# STATED EXERCISE
In the entries below, find every line with "date" and copy it.

[Dataset rows]

-=-=-

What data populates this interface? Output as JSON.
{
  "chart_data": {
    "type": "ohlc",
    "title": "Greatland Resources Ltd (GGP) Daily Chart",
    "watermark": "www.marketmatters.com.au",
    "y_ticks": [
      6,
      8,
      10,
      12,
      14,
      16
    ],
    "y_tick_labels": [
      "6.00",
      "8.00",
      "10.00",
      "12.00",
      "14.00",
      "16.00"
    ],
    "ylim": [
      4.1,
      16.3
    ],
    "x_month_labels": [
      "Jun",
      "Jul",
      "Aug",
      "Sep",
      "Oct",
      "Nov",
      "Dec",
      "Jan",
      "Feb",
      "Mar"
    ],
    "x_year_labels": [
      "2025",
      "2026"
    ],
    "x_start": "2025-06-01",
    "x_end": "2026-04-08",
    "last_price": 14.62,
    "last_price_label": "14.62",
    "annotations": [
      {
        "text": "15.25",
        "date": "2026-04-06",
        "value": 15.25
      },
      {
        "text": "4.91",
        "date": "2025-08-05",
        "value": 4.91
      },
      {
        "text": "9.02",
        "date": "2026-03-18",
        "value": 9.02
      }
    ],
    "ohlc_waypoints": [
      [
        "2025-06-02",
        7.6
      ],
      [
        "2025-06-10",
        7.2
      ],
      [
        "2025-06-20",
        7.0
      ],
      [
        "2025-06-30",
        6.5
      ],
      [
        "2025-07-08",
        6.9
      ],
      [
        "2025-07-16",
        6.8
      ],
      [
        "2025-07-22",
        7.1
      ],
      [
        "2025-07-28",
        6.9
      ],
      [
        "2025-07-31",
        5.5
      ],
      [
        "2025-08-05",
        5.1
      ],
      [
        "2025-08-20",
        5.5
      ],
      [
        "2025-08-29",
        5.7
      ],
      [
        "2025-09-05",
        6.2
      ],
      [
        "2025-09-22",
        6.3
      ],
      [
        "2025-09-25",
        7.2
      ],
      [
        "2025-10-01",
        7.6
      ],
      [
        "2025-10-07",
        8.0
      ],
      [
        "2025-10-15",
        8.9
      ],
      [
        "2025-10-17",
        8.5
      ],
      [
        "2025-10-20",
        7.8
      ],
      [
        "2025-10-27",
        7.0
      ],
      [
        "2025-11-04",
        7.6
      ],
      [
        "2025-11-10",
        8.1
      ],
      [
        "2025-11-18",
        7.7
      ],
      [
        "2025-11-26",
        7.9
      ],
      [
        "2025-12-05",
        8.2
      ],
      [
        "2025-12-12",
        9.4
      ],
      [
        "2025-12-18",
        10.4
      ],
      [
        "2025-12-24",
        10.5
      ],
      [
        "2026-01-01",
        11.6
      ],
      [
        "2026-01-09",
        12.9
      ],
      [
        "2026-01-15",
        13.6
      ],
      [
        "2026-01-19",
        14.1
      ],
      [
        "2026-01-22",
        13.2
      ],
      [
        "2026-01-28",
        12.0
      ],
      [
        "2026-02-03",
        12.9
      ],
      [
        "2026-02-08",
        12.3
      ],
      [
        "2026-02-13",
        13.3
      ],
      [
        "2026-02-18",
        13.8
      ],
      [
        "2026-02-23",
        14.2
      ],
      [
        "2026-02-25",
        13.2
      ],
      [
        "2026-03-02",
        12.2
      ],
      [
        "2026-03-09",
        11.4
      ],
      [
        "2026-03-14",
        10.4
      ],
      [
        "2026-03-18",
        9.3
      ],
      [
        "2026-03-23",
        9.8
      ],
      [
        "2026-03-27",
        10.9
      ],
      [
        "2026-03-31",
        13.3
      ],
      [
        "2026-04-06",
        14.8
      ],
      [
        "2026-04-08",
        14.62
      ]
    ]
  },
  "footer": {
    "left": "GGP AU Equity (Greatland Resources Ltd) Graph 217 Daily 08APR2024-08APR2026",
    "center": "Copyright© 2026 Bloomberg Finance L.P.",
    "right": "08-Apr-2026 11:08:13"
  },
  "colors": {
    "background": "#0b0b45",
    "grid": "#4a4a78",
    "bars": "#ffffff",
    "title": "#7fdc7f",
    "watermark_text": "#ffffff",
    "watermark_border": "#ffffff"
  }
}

-=-=-

# SOLVED EXERCISE
        "date": "2026-04-06",
        "date": "2025-08-05",
        "date": "2026-03-18",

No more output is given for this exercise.